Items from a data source

□ □ □ □ □ □ □

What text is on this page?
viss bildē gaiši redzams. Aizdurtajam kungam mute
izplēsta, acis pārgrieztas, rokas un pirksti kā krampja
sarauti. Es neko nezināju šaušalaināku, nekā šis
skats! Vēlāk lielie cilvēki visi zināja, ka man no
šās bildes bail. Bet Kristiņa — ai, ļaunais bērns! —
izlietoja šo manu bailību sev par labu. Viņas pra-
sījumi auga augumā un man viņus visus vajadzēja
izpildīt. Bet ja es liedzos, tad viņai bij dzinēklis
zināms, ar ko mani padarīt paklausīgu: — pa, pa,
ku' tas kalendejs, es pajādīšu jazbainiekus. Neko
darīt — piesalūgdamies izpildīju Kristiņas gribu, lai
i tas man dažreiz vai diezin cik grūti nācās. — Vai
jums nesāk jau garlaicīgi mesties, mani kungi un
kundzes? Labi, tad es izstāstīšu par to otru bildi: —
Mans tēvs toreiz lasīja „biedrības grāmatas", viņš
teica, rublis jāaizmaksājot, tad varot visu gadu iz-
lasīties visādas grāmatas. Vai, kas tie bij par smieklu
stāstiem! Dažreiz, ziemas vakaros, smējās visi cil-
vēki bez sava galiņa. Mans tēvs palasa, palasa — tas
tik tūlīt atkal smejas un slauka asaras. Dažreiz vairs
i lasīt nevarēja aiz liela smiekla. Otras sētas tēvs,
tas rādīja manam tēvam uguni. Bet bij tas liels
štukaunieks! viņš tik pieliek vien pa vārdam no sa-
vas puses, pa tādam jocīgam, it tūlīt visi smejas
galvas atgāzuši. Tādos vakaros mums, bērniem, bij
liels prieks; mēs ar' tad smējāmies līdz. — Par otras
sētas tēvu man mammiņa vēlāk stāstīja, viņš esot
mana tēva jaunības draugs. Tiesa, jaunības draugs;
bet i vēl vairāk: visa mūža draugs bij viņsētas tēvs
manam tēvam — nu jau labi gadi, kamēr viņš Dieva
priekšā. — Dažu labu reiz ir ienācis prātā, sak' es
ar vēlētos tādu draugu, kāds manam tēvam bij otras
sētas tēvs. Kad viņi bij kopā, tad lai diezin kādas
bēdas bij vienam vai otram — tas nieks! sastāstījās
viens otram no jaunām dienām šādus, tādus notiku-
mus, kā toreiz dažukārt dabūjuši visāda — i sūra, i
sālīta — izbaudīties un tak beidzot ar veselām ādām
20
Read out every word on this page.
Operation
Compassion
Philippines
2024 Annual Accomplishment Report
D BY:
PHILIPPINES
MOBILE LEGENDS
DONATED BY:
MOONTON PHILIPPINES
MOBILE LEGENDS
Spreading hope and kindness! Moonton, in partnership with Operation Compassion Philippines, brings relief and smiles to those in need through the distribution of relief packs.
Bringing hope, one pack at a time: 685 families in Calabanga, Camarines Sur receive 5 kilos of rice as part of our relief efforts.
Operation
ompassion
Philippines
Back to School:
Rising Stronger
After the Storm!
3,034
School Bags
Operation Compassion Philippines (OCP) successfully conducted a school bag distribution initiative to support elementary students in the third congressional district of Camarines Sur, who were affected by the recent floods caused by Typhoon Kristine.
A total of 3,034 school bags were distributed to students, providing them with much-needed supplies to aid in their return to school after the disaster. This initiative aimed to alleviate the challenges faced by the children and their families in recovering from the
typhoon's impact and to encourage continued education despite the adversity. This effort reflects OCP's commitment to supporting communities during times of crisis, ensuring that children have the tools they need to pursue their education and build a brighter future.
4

□ □ □ □ □ □ □

* Your objective *
Locate the word "liels" in the records and collect each line it appears in.

* Full response *
tas rādīja manam tēvam uguni. Bet bij tas liels
liels prieks; mēs ar' tad smējāmies līdz. — Par otras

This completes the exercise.